### [Requirements]
Scan the data below for the string "phản". Copy every line where it appears.
## Begin
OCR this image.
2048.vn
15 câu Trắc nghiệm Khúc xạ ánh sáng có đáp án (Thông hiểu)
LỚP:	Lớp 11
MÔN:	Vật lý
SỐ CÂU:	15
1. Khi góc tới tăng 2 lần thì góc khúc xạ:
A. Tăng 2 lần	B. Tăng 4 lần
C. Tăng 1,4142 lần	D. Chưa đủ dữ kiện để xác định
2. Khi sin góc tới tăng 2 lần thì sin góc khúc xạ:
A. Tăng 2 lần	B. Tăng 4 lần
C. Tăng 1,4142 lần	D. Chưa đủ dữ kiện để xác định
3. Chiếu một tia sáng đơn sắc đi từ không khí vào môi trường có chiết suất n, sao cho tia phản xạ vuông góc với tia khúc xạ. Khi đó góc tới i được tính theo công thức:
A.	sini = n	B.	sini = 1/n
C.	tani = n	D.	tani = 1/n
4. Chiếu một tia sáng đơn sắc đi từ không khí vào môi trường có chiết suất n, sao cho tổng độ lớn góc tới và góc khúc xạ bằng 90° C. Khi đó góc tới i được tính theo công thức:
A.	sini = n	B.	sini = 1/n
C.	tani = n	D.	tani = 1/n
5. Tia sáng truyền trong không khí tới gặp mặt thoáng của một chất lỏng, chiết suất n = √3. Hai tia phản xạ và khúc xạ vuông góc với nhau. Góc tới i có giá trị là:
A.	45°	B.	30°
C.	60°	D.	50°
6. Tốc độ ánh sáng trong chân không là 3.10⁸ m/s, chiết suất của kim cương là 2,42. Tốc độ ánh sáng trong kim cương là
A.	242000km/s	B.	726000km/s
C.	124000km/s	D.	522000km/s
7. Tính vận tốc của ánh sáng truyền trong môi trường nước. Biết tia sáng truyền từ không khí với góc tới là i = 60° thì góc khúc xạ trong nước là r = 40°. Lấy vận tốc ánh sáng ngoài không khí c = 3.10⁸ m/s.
## End
### [Solution]
3. Chiếu một tia sáng đơn sắc đi từ không khí vào môi trường có chiết suất n, sao cho tia phản xạ vuông góc với tia khúc xạ. Khi đó góc tới i được tính theo công thức:
5. Tia sáng truyền trong không khí tới gặp mặt thoáng của một chất lỏng, chiết suất n = √3. Hai tia phản xạ và khúc xạ vuông góc với nhau. Góc tới i có giá trị là:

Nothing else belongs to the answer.